▸ **A block of data**
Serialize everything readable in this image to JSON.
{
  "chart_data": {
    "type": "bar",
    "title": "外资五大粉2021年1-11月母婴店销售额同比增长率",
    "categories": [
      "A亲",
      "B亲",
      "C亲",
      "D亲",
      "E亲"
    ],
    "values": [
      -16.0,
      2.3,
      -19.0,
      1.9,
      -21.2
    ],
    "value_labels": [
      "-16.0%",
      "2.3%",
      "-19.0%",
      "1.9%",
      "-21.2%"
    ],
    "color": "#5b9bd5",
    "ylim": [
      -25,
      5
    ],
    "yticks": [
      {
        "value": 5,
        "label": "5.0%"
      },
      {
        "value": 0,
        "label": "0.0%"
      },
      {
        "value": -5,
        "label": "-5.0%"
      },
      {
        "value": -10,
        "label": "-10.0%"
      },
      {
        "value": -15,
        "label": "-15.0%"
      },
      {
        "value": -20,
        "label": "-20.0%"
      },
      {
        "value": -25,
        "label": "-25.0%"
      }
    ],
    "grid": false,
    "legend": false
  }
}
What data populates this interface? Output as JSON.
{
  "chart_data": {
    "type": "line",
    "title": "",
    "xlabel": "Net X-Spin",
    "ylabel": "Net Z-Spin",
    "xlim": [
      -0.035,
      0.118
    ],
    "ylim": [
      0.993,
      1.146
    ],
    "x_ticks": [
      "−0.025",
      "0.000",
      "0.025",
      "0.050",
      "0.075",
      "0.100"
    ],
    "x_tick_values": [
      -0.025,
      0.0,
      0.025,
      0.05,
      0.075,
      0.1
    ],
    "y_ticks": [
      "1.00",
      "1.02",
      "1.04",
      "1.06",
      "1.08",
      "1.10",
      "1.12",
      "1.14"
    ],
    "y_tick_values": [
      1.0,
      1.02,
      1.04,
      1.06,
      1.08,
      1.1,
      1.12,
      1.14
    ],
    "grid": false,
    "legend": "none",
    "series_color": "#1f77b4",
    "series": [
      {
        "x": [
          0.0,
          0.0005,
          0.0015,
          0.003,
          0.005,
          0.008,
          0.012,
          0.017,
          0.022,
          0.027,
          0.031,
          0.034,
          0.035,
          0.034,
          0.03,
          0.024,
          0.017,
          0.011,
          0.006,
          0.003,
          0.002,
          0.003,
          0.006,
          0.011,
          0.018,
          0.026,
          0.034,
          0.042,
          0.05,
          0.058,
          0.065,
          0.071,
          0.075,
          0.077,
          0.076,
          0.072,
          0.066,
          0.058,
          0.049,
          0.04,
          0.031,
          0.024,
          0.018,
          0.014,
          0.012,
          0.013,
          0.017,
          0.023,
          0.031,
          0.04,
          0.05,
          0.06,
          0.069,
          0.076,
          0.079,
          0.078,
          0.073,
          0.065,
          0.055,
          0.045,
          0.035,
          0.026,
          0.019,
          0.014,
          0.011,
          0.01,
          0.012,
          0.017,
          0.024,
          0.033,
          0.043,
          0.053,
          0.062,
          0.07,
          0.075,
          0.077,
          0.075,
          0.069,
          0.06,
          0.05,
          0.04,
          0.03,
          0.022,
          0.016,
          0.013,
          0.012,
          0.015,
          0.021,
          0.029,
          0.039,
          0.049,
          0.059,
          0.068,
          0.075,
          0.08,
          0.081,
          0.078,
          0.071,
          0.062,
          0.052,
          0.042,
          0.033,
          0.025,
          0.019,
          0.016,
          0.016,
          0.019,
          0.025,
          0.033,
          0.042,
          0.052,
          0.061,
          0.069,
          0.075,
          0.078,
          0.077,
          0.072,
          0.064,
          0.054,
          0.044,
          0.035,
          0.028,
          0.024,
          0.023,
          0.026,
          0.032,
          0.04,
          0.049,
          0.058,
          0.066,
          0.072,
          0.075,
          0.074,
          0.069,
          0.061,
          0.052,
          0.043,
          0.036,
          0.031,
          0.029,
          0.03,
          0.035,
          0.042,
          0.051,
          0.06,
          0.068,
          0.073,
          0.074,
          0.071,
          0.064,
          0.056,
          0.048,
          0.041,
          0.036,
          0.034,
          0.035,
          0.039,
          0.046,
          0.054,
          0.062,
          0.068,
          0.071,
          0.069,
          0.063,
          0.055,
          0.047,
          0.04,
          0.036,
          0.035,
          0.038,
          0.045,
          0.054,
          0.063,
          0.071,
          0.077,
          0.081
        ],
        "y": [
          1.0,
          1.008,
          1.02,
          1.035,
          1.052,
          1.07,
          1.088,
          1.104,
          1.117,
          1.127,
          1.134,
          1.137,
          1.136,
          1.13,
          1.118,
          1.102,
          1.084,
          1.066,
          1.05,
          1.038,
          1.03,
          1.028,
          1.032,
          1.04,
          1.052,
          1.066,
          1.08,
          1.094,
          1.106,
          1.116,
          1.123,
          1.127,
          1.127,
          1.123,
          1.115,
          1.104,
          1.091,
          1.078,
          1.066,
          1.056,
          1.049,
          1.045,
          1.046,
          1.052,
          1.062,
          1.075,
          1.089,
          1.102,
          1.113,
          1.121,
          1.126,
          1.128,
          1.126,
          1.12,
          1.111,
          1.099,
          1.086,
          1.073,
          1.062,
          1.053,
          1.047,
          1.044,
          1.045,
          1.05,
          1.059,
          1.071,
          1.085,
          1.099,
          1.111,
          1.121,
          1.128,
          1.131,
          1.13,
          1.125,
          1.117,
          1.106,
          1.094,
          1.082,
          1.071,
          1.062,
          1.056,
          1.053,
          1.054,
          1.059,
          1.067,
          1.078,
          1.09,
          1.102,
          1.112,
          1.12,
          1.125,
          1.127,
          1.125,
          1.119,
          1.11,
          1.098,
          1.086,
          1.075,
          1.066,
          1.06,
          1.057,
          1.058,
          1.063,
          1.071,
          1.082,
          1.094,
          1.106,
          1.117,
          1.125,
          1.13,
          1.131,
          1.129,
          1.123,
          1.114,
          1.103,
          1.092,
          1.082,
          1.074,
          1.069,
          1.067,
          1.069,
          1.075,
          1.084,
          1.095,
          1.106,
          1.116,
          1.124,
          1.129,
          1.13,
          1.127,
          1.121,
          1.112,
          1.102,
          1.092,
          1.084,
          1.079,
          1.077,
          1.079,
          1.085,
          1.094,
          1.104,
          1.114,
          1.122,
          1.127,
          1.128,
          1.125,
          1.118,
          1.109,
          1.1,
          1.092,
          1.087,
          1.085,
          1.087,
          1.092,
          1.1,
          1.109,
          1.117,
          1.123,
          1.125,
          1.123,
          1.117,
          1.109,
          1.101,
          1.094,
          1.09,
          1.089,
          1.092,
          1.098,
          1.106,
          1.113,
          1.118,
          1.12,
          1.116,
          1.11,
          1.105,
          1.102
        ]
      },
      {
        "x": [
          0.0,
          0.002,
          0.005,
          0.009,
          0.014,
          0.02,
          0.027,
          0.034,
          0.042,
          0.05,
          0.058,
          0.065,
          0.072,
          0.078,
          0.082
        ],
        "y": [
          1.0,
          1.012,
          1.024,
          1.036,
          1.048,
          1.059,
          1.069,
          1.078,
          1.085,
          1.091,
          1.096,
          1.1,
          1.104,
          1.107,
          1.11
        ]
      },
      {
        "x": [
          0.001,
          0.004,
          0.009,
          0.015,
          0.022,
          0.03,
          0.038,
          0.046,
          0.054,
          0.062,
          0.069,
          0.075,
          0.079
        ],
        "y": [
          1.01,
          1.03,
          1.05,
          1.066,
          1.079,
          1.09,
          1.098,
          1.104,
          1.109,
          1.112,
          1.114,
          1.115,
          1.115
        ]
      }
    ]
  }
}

▸ **Problem to work on**
Write out all the records above again, exactly as they stand.

▸ **Answer to this problem**
Serialize everything readable in this image to JSON.
{
  "chart_data": {
    "type": "bar",
    "title": "外资五大粉2021年1-11月母婴店销售额同比增长率",
    "categories": [
      "A亲",
      "B亲",
      "C亲",
      "D亲",
      "E亲"
    ],
    "values": [
      -16.0,
      2.3,
      -19.0,
      1.9,
      -21.2
    ],
    "value_labels": [
      "-16.0%",
      "2.3%",
      "-19.0%",
      "1.9%",
      "-21.2%"
    ],
    "color": "#5b9bd5",
    "ylim": [
      -25,
      5
    ],
    "yticks": [
      {
        "value": 5,
        "label": "5.0%"
      },
      {
        "value": 0,
        "label": "0.0%"
      },
      {
        "value": -5,
        "label": "-5.0%"
      },
      {
        "value": -10,
        "label": "-10.0%"
      },
      {
        "value": -15,
        "label": "-15.0%"
      },
      {
        "value": -20,
        "label": "-20.0%"
      },
      {
        "value": -25,
        "label": "-25.0%"
      }
    ],
    "grid": false,
    "legend": false
  }
}
What data populates this interface? Output as JSON.
{
  "chart_data": {
    "type": "line",
    "title": "",
    "xlabel": "Net X-Spin",
    "ylabel": "Net Z-Spin",
    "xlim": [
      -0.035,
      0.118
    ],
    "ylim": [
      0.993,
      1.146
    ],
    "x_ticks": [
      "−0.025",
      "0.000",
      "0.025",
      "0.050",
      "0.075",
      "0.100"
    ],
    "x_tick_values": [
      -0.025,
      0.0,
      0.025,
      0.05,
      0.075,
      0.1
    ],
    "y_ticks": [
      "1.00",
      "1.02",
      "1.04",
      "1.06",
      "1.08",
      "1.10",
      "1.12",
      "1.14"
    ],
    "y_tick_values": [
      1.0,
      1.02,
      1.04,
      1.06,
      1.08,
      1.1,
      1.12,
      1.14
    ],
    "grid": false,
    "legend": "none",
    "series_color": "#1f77b4",
    "series": [
      {
        "x": [
          0.0,
          0.0005,
          0.0015,
          0.003,
          0.005,
          0.008,
          0.012,
          0.017,
          0.022,
          0.027,
          0.031,
          0.034,
          0.035,
          0.034,
          0.03,
          0.024,
          0.017,
          0.011,
          0.006,
          0.003,
          0.002,
          0.003,
          0.006,
          0.011,
          0.018,
          0.026,
          0.034,
          0.042,
          0.05,
          0.058,
          0.065,
          0.071,
          0.075,
          0.077,
          0.076,
          0.072,
          0.066,
          0.058,
          0.049,
          0.04,
          0.031,
          0.024,
          0.018,
          0.014,
          0.012,
          0.013,
          0.017,
          0.023,
          0.031,
          0.04,
          0.05,
          0.06,
          0.069,
          0.076,
          0.079,
          0.078,
          0.073,
          0.065,
          0.055,
          0.045,
          0.035,
          0.026,
          0.019,
          0.014,
          0.011,
          0.01,
          0.012,
          0.017,
          0.024,
          0.033,
          0.043,
          0.053,
          0.062,
          0.07,
          0.075,
          0.077,
          0.075,
          0.069,
          0.06,
          0.05,
          0.04,
          0.03,
          0.022,
          0.016,
          0.013,
          0.012,
          0.015,
          0.021,
          0.029,
          0.039,
          0.049,
          0.059,
          0.068,
          0.075,
          0.08,
          0.081,
          0.078,
          0.071,
          0.062,
          0.052,
          0.042,
          0.033,
          0.025,
          0.019,
          0.016,
          0.016,
          0.019,
          0.025,
          0.033,
          0.042,
          0.052,
          0.061,
          0.069,
          0.075,
          0.078,
          0.077,
          0.072,
          0.064,
          0.054,
          0.044,
          0.035,
          0.028,
          0.024,
          0.023,
          0.026,
          0.032,
          0.04,
          0.049,
          0.058,
          0.066,
          0.072,
          0.075,
          0.074,
          0.069,
          0.061,
          0.052,
          0.043,
          0.036,
          0.031,
          0.029,
          0.03,
          0.035,
          0.042,
          0.051,
          0.06,
          0.068,
          0.073,
          0.074,
          0.071,
          0.064,
          0.056,
          0.048,
          0.041,
          0.036,
          0.034,
          0.035,
          0.039,
          0.046,
          0.054,
          0.062,
          0.068,
          0.071,
          0.069,
          0.063,
          0.055,
          0.047,
          0.04,
          0.036,
          0.035,
          0.038,
          0.045,
          0.054,
          0.063,
          0.071,
          0.077,
          0.081
        ],
        "y": [
          1.0,
          1.008,
          1.02,
          1.035,
          1.052,
          1.07,
          1.088,
          1.104,
          1.117,
          1.127,
          1.134,
          1.137,
          1.136,
          1.13,
          1.118,
          1.102,
          1.084,
          1.066,
          1.05,
          1.038,
          1.03,
          1.028,
          1.032,
          1.04,
          1.052,
          1.066,
          1.08,
          1.094,
          1.106,
          1.116,
          1.123,
          1.127,
          1.127,
          1.123,
          1.115,
          1.104,
          1.091,
          1.078,
          1.066,
          1.056,
          1.049,
          1.045,
          1.046,
          1.052,
          1.062,
          1.075,
          1.089,
          1.102,
          1.113,
          1.121,
          1.126,
          1.128,
          1.126,
          1.12,
          1.111,
          1.099,
          1.086,
          1.073,
          1.062,
          1.053,
          1.047,
          1.044,
          1.045,
          1.05,
          1.059,
          1.071,
          1.085,
          1.099,
          1.111,
          1.121,
          1.128,
          1.131,
          1.13,
          1.125,
          1.117,
          1.106,
          1.094,
          1.082,
          1.071,
          1.062,
          1.056,
          1.053,
          1.054,
          1.059,
          1.067,
          1.078,
          1.09,
          1.102,
          1.112,
          1.12,
          1.125,
          1.127,
          1.125,
          1.119,
          1.11,
          1.098,
          1.086,
          1.075,
          1.066,
          1.06,
          1.057,
          1.058,
          1.063,
          1.071,
          1.082,
          1.094,
          1.106,
          1.117,
          1.125,
          1.13,
          1.131,
          1.129,
          1.123,
          1.114,
          1.103,
          1.092,
          1.082,
          1.074,
          1.069,
          1.067,
          1.069,
          1.075,
          1.084,
          1.095,
          1.106,
          1.116,
          1.124,
          1.129,
          1.13,
          1.127,
          1.121,
          1.112,
          1.102,
          1.092,
          1.084,
          1.079,
          1.077,
          1.079,
          1.085,
          1.094,
          1.104,
          1.114,
          1.122,
          1.127,
          1.128,
          1.125,
          1.118,
          1.109,
          1.1,
          1.092,
          1.087,
          1.085,
          1.087,
          1.092,
          1.1,
          1.109,
          1.117,
          1.123,
          1.125,
          1.123,
          1.117,
          1.109,
          1.101,
          1.094,
          1.09,
          1.089,
          1.092,
          1.098,
          1.106,
          1.113,
          1.118,
          1.12,
          1.116,
          1.11,
          1.105,
          1.102
        ]
      },
      {
        "x": [
          0.0,
          0.002,
          0.005,
          0.009,
          0.014,
          0.02,
          0.027,
          0.034,
          0.042,
          0.05,
          0.058,
          0.065,
          0.072,
          0.078,
          0.082
        ],
        "y": [
          1.0,
          1.012,
          1.024,
          1.036,
          1.048,
          1.059,
          1.069,
          1.078,
          1.085,
          1.091,
          1.096,
          1.1,
          1.104,
          1.107,
          1.11
        ]
      },
      {
        "x": [
          0.001,
          0.004,
          0.009,
          0.015,
          0.022,
          0.03,
          0.038,
          0.046,
          0.054,
          0.062,
          0.069,
          0.075,
          0.079
        ],
        "y": [
          1.01,
          1.03,
          1.05,
          1.066,
          1.079,
          1.09,
          1.098,
          1.104,
          1.109,
          1.112,
          1.114,
          1.115,
          1.115
        ]
      }
    ]
  }
}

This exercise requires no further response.